§ **Exercise**
In the listing that follows, how many lines contain "าการส"? Give the number only.

§ **Given records**
>> Begin
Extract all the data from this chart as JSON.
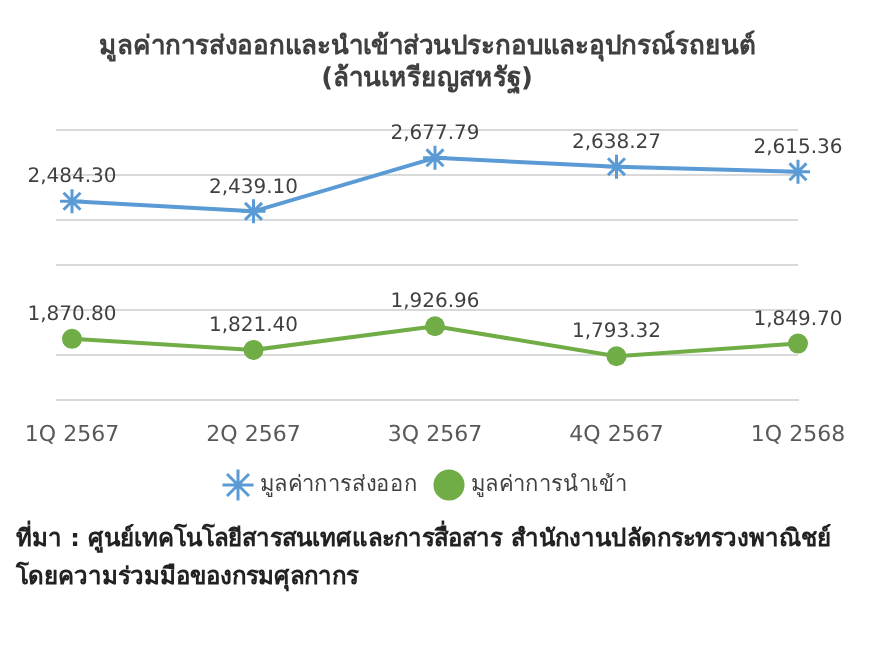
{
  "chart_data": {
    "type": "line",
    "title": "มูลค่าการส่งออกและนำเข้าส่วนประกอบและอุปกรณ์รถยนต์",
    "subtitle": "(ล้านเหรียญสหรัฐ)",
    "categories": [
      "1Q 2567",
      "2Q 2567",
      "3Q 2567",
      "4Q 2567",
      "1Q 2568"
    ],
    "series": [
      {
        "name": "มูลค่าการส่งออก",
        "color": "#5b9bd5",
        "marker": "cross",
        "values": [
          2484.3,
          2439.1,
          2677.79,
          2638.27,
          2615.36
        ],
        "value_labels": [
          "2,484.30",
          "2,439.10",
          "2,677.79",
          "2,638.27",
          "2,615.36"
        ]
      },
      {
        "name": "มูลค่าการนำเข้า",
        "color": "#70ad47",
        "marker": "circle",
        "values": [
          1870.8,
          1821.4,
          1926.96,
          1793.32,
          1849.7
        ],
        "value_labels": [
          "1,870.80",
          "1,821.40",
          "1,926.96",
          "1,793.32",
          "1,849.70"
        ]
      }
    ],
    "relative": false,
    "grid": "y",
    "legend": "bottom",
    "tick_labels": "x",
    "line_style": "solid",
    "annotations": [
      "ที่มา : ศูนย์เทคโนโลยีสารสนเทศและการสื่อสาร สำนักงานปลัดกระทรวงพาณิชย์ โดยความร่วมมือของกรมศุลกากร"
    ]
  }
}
>> End
§ **Answer in full**
2